Given request
Quote the listing below in its entirety.
## BEGIN
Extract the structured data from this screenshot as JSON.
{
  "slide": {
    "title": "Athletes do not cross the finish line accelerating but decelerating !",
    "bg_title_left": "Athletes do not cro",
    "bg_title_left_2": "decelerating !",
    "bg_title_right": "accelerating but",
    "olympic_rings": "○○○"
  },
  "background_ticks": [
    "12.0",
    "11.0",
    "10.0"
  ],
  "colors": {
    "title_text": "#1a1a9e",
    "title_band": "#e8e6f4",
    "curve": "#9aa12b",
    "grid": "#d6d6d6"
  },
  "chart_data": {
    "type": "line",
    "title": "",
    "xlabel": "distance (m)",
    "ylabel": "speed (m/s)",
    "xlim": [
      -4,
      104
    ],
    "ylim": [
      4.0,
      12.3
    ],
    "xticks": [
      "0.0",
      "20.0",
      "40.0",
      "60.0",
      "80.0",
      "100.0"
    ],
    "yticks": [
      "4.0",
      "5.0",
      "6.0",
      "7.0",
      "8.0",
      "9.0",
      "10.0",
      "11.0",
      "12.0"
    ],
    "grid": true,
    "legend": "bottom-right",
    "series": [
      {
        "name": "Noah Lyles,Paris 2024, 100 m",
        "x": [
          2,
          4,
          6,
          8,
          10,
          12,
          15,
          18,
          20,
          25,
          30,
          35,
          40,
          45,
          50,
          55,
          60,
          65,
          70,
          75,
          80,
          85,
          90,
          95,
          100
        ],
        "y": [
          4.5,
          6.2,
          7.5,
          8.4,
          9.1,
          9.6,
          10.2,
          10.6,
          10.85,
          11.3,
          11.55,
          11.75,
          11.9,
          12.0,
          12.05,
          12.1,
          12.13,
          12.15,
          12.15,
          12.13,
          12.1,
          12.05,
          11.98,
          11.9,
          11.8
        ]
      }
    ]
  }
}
## END
Solution
Extract the structured data from this screenshot as JSON.
{
  "slide": {
    "title": "Athletes do not cross the finish line accelerating but decelerating !",
    "bg_title_left": "Athletes do not cro",
    "bg_title_left_2": "decelerating !",
    "bg_title_right": "accelerating but",
    "olympic_rings": "○○○"
  },
  "background_ticks": [
    "12.0",
    "11.0",
    "10.0"
  ],
  "colors": {
    "title_text": "#1a1a9e",
    "title_band": "#e8e6f4",
    "curve": "#9aa12b",
    "grid": "#d6d6d6"
  },
  "chart_data": {
    "type": "line",
    "title": "",
    "xlabel": "distance (m)",
    "ylabel": "speed (m/s)",
    "xlim": [
      -4,
      104
    ],
    "ylim": [
      4.0,
      12.3
    ],
    "xticks": [
      "0.0",
      "20.0",
      "40.0",
      "60.0",
      "80.0",
      "100.0"
    ],
    "yticks": [
      "4.0",
      "5.0",
      "6.0",
      "7.0",
      "8.0",
      "9.0",
      "10.0",
      "11.0",
      "12.0"
    ],
    "grid": true,
    "legend": "bottom-right",
    "series": [
      {
        "name": "Noah Lyles,Paris 2024, 100 m",
        "x": [
          2,
          4,
          6,
          8,
          10,
          12,
          15,
          18,
          20,
          25,
          30,
          35,
          40,
          45,
          50,
          55,
          60,
          65,
          70,
          75,
          80,
          85,
          90,
          95,
          100
        ],
        "y": [
          4.5,
          6.2,
          7.5,
          8.4,
          9.1,
          9.6,
          10.2,
          10.6,
          10.85,
          11.3,
          11.55,
          11.75,
          11.9,
          12.0,
          12.05,
          12.1,
          12.13,
          12.15,
          12.15,
          12.13,
          12.1,
          12.05,
          11.98,
          11.9,
          11.8
        ]
      }
    ]
  }
}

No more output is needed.